Output each line exactly as it appears, skipping any embedded picture.

------------------------------------------------------------

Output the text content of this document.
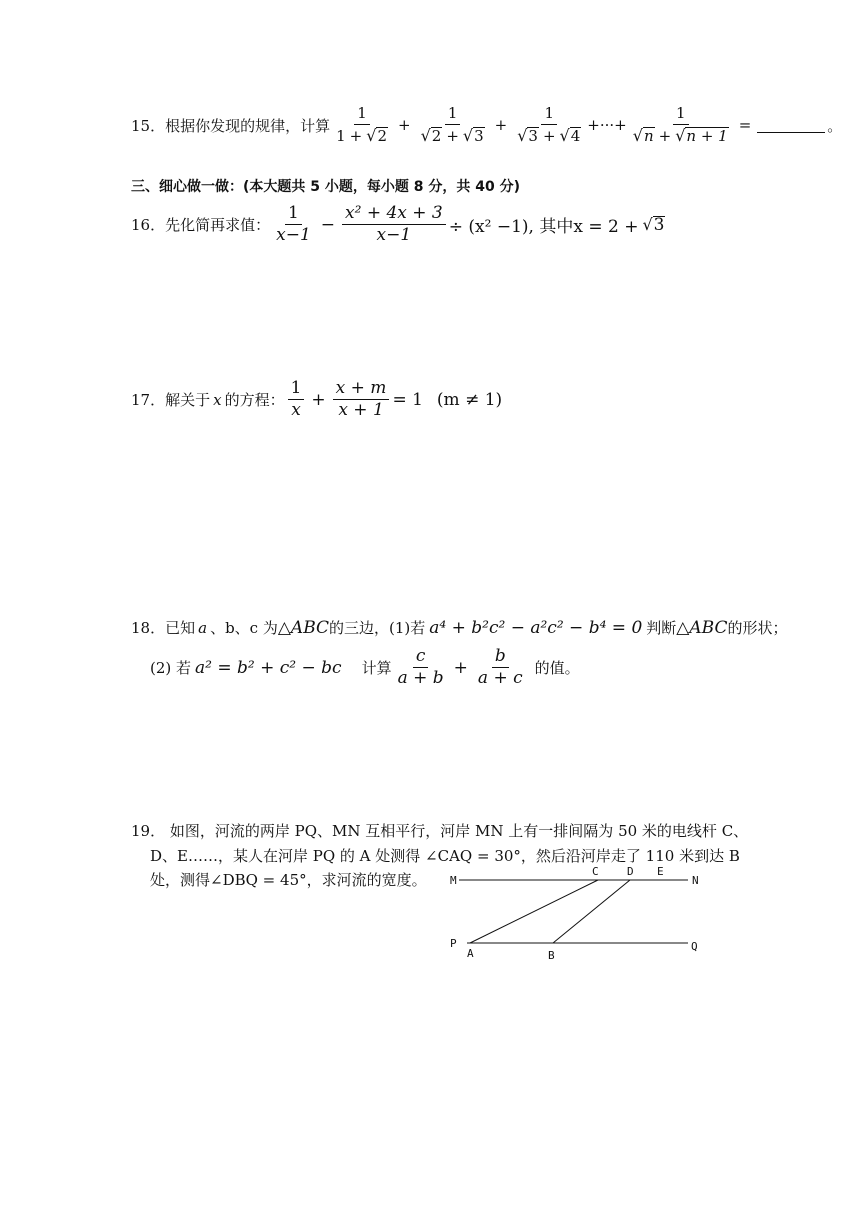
15． 根据你发现的规律，计算 $\frac{1}{1 + √ 2} + \frac{1}{√ 2 + √ 3} + \frac{1}{√ 3 + √ 4}$ +···+ $\frac{1}{√ n + √ n + 1}$ =	。
三、细心做一做：(本大题共 5 小题，每小题 8 分，共 40 分)
16． 先化简再求值： $\frac{1}{x-1} - \frac{\text{x² + 4x + 3}}{x-1} \div (x^2 -1)$, 其中x = 2 + √ 3
17． 解关于 x 的方程： $\frac{1}{x} + \frac{x + m}{x + 1} = 1$ (m ≠ 1)
18． 已知 a 、b、c 为 △ABC 的三边，(1)若 a⁴ + b²c² − a²c² − b⁴ = 0 判断 △ABC 的形状；
(2) 若 a² = b² + c² − bc 计算 $\frac{c}{a + b} + \frac{b}{a + c}$ 的值。
19． 如图，河流的两岸 PQ、MN 互相平行，河岸 MN 上有一排间隔为 50 米的电线杆 C、
D、E……，某人在河岸 PQ 的 A 处测得 ∠CAQ = 30°，然后沿河岸走了 110 米到达 B
处，测得∠DBQ = 45°，求河流的宽度。 M
C	D E
N
P
A	B
Q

------------------------------------------------------------

• _Written solution_
Output the text content of this document.
15． 根据你发现的规律，计算 $\frac{1}{1 + √ 2} + \frac{1}{√ 2 + √ 3} + \frac{1}{√ 3 + √ 4}$ +···+ $\frac{1}{√ n + √ n + 1}$ =	。
三、细心做一做：(本大题共 5 小题，每小题 8 分，共 40 分)
16． 先化简再求值： $\frac{1}{x-1} - \frac{\text{x² + 4x + 3}}{x-1} \div (x^2 -1)$, 其中x = 2 + √ 3
17． 解关于 x 的方程： $\frac{1}{x} + \frac{x + m}{x + 1} = 1$ (m ≠ 1)
18． 已知 a 、b、c 为 △ABC 的三边，(1)若 a⁴ + b²c² − a²c² − b⁴ = 0 判断 △ABC 的形状；
(2) 若 a² = b² + c² − bc 计算 $\frac{c}{a + b} + \frac{b}{a + c}$ 的值。
19． 如图，河流的两岸 PQ、MN 互相平行，河岸 MN 上有一排间隔为 50 米的电线杆 C、
D、E……，某人在河岸 PQ 的 A 处测得 ∠CAQ = 30°，然后沿河岸走了 110 米到达 B
处，测得∠DBQ = 45°，求河流的宽度。 M
C	D E
N
P
A	B
Q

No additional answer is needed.